» INSTRUCTION: Find the lines containing "voor" and say how many there are, with no other words.
BEGIN PROVIDED ENTRIES
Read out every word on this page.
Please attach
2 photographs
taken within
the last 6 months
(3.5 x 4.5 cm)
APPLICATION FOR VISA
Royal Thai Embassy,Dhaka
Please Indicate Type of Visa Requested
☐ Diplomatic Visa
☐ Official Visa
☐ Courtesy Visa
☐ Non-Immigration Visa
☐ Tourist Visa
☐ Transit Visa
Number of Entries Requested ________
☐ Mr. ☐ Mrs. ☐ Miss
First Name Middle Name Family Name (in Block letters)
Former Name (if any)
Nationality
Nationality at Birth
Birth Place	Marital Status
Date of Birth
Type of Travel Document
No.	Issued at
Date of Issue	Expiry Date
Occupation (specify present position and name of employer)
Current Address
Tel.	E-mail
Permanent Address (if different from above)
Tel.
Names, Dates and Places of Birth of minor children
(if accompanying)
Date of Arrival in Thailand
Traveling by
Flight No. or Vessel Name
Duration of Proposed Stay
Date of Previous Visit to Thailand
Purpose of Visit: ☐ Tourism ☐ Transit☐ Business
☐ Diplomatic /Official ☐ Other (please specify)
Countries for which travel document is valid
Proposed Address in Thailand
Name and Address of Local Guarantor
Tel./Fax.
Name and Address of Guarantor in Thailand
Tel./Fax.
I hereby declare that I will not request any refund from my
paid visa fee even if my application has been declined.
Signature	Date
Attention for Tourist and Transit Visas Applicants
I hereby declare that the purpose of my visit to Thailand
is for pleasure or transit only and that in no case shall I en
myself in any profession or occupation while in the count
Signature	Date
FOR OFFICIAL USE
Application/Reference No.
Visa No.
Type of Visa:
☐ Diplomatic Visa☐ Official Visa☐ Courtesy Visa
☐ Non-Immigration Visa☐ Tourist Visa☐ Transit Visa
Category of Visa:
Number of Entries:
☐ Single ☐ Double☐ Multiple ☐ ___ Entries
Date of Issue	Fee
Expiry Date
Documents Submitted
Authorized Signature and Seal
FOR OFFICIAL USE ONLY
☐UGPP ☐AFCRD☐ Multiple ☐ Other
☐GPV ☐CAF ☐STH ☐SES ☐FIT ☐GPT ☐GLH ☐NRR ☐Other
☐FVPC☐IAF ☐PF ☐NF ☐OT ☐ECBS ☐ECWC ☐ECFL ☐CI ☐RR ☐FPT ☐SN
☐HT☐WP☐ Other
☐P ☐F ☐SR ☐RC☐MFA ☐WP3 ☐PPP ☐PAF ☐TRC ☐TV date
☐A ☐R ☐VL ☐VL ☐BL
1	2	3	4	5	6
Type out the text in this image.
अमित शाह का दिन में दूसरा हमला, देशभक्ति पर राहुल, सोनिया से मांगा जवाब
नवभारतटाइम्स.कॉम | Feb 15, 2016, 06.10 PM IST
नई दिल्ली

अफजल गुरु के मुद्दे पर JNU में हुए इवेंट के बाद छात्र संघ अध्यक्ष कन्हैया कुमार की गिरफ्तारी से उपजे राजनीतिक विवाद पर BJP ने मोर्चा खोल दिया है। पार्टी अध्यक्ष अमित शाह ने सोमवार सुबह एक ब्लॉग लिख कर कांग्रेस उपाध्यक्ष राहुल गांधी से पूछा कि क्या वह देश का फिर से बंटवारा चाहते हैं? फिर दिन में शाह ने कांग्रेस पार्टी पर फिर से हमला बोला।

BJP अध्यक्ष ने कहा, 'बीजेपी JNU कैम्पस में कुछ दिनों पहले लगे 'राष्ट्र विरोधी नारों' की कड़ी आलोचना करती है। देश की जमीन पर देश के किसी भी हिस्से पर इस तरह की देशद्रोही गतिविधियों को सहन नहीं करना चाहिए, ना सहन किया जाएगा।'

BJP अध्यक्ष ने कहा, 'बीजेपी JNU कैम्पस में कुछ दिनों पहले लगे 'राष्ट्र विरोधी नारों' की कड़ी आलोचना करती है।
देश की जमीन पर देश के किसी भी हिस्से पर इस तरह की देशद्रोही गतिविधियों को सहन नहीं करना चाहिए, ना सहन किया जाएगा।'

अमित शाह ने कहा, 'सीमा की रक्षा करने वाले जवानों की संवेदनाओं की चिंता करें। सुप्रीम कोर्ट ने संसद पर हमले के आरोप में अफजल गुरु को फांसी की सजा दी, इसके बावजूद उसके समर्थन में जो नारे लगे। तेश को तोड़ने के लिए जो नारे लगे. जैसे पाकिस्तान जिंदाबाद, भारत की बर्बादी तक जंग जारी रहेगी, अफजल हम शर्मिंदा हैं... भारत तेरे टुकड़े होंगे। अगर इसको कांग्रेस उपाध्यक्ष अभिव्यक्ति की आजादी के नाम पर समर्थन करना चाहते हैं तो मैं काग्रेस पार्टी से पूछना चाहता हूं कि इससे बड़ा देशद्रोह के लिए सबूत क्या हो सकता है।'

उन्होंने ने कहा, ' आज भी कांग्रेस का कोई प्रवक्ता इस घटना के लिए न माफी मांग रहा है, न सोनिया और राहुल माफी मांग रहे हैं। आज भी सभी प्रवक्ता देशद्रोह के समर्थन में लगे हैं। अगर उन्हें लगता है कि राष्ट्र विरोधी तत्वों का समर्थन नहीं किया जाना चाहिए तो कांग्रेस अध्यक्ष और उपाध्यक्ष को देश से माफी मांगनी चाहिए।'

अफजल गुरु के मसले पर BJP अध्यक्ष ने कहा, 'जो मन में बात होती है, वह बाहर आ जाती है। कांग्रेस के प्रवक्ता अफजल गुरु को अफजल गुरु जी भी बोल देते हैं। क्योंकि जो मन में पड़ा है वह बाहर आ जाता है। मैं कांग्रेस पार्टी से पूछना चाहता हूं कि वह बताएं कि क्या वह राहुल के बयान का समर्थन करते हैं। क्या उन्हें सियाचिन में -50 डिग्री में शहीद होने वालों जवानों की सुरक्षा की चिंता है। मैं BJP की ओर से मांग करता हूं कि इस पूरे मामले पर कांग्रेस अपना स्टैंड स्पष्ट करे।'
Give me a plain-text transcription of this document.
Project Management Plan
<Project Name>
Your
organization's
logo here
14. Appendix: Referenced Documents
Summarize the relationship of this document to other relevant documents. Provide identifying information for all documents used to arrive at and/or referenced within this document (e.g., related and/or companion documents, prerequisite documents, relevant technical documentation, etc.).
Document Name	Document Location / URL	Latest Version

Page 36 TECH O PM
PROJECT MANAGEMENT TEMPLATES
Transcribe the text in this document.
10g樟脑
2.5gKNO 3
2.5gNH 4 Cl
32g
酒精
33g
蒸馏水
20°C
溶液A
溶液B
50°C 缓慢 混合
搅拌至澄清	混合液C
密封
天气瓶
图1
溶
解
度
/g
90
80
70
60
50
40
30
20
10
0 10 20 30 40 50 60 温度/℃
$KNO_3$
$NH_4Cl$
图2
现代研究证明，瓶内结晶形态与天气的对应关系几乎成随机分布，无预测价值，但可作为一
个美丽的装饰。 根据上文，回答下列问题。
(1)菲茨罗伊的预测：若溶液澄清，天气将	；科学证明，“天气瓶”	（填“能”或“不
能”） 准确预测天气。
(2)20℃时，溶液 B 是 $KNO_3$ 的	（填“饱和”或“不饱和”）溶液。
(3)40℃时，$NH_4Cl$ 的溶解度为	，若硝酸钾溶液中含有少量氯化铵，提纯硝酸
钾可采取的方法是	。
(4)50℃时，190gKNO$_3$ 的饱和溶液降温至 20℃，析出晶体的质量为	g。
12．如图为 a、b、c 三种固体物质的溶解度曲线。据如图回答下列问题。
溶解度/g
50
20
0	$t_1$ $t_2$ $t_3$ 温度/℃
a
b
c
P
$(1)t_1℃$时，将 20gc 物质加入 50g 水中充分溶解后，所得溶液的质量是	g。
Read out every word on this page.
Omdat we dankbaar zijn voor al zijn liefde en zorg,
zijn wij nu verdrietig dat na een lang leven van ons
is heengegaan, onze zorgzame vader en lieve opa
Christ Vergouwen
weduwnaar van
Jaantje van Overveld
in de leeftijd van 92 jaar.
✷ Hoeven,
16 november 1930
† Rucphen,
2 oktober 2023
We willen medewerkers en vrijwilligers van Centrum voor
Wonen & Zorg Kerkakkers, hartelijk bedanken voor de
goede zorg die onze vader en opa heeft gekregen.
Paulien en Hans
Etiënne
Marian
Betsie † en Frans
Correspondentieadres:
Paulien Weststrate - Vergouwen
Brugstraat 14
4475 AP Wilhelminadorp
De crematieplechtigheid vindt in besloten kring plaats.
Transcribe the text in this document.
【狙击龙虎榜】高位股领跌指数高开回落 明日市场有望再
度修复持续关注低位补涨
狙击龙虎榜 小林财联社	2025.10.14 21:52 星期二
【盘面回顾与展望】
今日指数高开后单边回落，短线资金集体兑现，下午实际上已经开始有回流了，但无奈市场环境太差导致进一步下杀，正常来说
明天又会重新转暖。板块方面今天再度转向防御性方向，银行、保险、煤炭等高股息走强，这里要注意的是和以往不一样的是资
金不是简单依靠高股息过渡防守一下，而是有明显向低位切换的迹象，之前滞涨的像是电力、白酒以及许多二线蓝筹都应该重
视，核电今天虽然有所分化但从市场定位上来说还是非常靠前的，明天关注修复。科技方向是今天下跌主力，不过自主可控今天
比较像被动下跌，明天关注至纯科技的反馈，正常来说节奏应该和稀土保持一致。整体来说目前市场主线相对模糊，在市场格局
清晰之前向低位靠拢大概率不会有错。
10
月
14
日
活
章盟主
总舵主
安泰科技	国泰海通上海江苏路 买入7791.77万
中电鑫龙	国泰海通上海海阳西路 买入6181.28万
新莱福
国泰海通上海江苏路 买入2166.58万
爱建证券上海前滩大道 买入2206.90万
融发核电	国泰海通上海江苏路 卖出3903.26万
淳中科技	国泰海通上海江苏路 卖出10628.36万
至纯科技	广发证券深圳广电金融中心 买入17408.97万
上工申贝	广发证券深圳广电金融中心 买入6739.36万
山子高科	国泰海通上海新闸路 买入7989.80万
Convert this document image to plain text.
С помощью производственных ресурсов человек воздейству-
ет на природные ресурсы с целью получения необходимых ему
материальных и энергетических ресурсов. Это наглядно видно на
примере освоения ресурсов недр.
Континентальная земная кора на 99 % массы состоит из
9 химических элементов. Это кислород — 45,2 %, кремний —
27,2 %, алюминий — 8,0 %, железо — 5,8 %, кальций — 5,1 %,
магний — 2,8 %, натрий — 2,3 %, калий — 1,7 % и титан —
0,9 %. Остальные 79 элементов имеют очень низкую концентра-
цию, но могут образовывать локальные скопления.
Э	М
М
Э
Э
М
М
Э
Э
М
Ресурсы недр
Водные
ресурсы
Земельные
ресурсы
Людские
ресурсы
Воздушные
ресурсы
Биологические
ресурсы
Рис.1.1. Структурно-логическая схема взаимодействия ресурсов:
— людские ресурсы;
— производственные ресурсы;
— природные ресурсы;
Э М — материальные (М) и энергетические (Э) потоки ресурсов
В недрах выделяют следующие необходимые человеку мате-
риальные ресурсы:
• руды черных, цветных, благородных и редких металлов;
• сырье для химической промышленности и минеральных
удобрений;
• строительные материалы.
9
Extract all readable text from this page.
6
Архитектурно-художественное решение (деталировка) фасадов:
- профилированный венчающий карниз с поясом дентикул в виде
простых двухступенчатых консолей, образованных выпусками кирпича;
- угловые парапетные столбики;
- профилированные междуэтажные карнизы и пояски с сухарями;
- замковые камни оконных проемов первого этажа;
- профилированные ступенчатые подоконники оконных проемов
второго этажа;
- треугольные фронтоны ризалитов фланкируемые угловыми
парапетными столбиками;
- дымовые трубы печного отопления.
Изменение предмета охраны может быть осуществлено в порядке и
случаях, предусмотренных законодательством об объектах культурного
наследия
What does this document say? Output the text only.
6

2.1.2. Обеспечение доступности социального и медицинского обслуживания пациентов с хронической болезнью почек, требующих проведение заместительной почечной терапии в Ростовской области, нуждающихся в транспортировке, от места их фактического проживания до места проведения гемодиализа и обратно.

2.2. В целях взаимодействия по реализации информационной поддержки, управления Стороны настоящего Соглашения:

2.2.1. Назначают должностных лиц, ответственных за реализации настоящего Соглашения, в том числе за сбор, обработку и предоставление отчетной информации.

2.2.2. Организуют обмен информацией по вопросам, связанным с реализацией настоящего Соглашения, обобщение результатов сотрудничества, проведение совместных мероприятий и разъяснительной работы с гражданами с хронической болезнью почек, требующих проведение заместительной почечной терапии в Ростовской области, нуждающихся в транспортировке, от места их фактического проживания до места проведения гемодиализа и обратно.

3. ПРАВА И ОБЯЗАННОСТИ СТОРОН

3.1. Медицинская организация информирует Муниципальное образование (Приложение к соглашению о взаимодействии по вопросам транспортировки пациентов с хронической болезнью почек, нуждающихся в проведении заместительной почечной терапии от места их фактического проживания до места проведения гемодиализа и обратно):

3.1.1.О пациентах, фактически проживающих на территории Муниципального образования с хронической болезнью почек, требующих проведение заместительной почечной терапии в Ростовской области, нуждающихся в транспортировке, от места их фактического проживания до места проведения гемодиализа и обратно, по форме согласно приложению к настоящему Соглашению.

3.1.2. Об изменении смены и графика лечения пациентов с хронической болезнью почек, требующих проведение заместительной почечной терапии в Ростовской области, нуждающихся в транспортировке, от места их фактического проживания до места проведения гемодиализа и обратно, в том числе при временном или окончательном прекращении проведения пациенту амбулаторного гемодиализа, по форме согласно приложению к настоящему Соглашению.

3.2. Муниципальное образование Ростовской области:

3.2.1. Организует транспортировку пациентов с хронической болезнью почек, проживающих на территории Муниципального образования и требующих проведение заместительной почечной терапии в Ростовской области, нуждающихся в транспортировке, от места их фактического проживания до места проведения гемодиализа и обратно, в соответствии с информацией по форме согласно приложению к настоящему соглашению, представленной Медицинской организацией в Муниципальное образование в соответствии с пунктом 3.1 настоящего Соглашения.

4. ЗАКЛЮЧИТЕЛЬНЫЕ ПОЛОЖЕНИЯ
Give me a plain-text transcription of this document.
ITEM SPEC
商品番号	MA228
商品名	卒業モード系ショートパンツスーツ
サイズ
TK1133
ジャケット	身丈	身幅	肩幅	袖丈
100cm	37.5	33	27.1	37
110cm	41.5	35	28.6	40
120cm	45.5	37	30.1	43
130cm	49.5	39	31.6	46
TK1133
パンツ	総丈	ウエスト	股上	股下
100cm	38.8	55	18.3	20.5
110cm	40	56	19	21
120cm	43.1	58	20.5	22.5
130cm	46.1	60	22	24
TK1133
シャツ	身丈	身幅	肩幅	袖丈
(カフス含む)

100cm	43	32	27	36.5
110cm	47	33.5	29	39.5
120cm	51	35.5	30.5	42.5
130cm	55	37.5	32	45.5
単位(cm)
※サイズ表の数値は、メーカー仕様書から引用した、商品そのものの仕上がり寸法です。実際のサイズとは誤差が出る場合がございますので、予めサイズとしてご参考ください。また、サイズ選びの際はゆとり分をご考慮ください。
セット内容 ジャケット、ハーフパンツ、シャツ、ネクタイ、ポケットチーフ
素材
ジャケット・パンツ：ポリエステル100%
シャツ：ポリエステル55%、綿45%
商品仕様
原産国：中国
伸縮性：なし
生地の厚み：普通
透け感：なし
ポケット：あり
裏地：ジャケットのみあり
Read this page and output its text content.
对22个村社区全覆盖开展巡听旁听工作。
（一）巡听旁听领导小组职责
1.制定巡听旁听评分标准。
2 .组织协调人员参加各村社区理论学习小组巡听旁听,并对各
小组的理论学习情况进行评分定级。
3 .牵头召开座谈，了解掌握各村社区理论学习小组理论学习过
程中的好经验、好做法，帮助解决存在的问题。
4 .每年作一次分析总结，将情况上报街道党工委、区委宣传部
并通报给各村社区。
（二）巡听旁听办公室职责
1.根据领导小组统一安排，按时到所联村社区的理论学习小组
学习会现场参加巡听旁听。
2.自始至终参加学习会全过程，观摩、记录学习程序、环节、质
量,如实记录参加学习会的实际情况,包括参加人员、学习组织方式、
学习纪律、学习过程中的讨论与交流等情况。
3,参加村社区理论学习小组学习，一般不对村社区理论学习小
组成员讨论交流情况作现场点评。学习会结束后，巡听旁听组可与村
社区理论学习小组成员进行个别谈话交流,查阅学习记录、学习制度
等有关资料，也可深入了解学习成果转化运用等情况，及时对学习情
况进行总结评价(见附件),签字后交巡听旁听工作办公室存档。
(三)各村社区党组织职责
END PROVIDED ENTRIES
» FINAL RESULT: 3